## [WHAT NEEDS TO BE DONE]
One line at a time, check the entries below for the word "mean", and copy each line that has it.
EXTRACTED ENTRIES START
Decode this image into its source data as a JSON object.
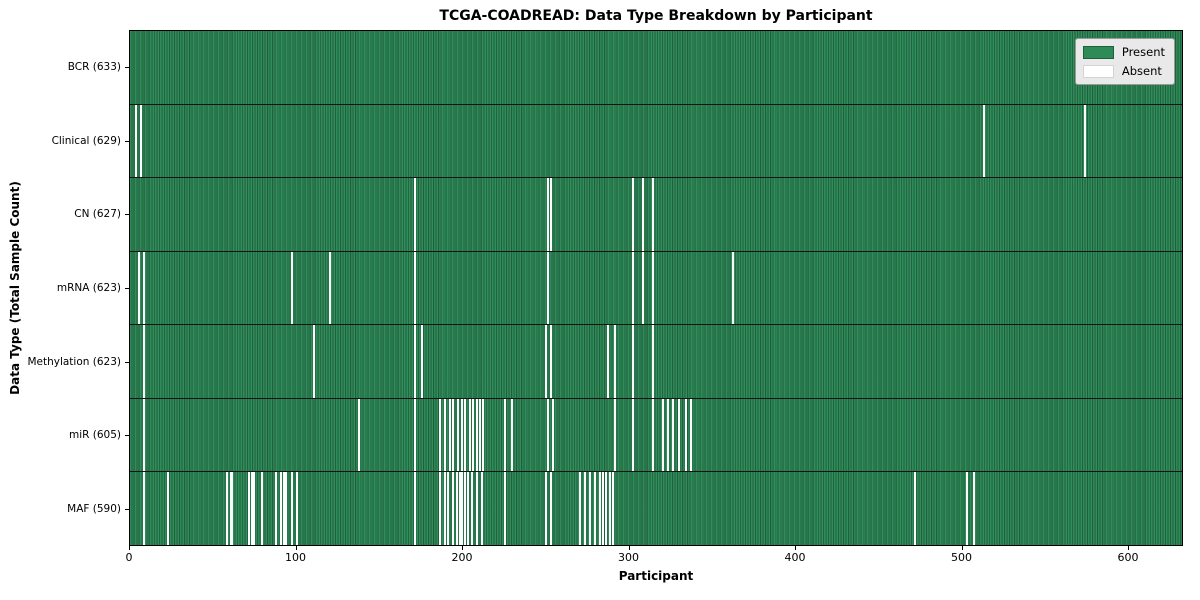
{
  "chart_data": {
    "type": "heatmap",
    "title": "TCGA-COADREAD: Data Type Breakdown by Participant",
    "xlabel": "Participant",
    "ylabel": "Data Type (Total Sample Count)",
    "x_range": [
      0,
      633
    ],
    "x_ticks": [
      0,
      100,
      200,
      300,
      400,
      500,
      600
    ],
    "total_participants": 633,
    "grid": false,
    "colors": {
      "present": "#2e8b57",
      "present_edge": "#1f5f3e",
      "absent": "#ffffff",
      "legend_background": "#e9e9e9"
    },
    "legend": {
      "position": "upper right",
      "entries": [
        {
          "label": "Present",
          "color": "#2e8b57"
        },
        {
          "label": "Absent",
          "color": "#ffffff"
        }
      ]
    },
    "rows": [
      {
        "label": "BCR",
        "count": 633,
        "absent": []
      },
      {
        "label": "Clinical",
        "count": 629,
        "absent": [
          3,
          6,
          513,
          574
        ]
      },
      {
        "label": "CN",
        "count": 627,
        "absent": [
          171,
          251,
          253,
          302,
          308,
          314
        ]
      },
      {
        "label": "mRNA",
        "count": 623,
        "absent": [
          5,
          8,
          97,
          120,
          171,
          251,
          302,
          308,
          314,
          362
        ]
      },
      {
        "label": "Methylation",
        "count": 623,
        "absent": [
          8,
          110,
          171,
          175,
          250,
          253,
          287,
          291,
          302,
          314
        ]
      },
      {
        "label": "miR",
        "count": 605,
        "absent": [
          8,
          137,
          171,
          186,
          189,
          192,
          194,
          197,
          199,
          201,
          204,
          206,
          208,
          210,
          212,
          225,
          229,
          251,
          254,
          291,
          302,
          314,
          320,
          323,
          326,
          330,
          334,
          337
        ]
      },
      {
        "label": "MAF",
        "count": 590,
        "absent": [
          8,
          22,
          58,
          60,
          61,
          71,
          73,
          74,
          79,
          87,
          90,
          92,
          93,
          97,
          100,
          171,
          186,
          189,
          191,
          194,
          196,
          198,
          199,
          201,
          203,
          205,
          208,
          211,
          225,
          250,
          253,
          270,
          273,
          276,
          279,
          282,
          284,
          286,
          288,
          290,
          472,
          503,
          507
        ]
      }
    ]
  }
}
EXTRACTED ENTRIES END
EXTRACTED ENTRIES START
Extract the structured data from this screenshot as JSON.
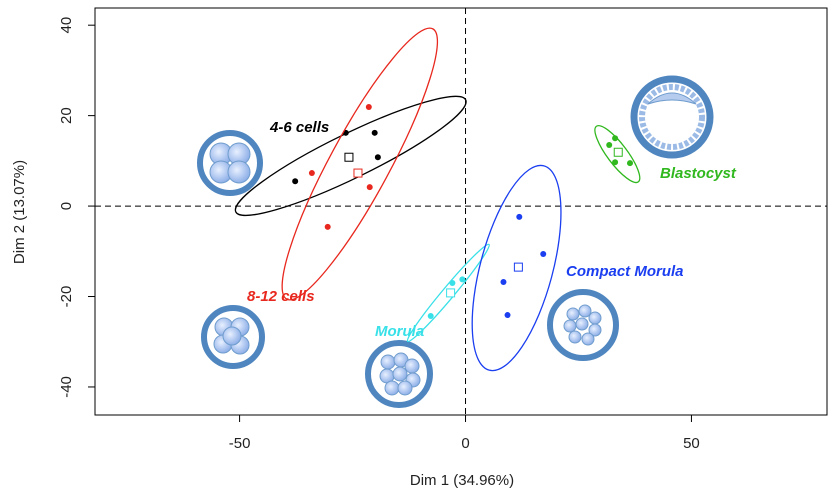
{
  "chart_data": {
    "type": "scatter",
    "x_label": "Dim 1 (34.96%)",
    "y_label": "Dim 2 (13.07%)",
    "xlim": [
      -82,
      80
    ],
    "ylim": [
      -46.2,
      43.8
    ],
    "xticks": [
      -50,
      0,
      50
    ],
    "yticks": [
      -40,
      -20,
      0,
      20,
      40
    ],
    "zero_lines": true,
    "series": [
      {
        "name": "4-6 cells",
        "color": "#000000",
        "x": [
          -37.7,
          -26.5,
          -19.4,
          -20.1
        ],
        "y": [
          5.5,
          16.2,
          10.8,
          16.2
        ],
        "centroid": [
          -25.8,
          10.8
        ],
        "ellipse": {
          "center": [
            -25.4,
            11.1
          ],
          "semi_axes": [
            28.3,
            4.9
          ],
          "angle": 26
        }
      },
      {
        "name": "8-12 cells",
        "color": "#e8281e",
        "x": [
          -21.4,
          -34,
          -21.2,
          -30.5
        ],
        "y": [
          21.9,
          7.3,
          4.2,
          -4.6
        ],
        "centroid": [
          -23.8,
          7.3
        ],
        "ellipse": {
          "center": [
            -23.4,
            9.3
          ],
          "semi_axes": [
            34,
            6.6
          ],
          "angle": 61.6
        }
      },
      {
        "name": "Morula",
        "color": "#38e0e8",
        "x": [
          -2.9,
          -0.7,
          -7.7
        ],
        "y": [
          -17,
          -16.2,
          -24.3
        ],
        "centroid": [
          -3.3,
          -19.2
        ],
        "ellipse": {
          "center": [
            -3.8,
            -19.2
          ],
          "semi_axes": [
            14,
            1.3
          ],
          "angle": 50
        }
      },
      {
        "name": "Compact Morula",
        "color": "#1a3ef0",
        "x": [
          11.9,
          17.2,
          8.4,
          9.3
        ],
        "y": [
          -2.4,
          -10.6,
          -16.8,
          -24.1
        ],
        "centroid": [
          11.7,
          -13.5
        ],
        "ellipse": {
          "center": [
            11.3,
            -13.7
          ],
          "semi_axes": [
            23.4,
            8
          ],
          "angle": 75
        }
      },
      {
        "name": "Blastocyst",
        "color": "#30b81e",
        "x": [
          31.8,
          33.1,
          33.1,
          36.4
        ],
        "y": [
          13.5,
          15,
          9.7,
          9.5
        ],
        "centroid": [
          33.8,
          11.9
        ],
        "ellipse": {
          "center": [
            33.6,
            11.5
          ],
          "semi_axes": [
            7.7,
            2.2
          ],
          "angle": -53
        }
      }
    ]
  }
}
EXTRACTED ENTRIES END
EXTRACTED ENTRIES START
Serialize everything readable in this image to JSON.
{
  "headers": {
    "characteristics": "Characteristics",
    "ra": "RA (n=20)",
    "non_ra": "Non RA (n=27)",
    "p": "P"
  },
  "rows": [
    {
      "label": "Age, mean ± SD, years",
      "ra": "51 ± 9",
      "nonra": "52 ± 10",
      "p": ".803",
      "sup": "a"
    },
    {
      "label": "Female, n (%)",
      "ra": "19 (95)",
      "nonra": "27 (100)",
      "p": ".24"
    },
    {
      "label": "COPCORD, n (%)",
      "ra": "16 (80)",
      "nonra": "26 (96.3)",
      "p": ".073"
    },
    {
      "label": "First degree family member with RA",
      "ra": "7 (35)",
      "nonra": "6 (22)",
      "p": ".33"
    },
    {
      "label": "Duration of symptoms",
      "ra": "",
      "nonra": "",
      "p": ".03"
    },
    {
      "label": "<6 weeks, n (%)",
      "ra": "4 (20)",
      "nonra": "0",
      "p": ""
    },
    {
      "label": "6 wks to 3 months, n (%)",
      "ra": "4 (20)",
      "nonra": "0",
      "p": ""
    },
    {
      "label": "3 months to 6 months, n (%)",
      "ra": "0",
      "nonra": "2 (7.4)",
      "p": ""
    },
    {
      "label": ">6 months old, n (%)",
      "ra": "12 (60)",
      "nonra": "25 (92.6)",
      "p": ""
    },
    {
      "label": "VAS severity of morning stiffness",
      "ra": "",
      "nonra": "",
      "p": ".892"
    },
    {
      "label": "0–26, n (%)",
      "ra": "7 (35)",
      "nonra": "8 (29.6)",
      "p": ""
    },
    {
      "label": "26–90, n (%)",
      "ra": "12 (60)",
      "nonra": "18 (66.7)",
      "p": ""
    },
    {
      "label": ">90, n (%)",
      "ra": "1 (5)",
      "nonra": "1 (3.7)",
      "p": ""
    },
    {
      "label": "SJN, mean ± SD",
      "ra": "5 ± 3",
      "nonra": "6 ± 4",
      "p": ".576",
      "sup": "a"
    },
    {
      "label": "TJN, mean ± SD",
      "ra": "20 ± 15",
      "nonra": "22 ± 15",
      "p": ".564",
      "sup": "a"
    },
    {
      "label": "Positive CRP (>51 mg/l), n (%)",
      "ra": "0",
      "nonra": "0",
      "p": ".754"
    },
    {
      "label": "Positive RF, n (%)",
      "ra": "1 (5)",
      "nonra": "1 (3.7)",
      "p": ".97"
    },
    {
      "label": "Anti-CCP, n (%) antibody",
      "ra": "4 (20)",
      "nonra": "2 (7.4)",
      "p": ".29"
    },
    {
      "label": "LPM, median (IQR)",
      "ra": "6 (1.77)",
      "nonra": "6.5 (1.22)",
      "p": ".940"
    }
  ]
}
EXTRACTED ENTRIES END
## [TASK ANSWER]
      "label": "Age, mean ± SD, years",
      "label": "SJN, mean ± SD",
      "label": "TJN, mean ± SD",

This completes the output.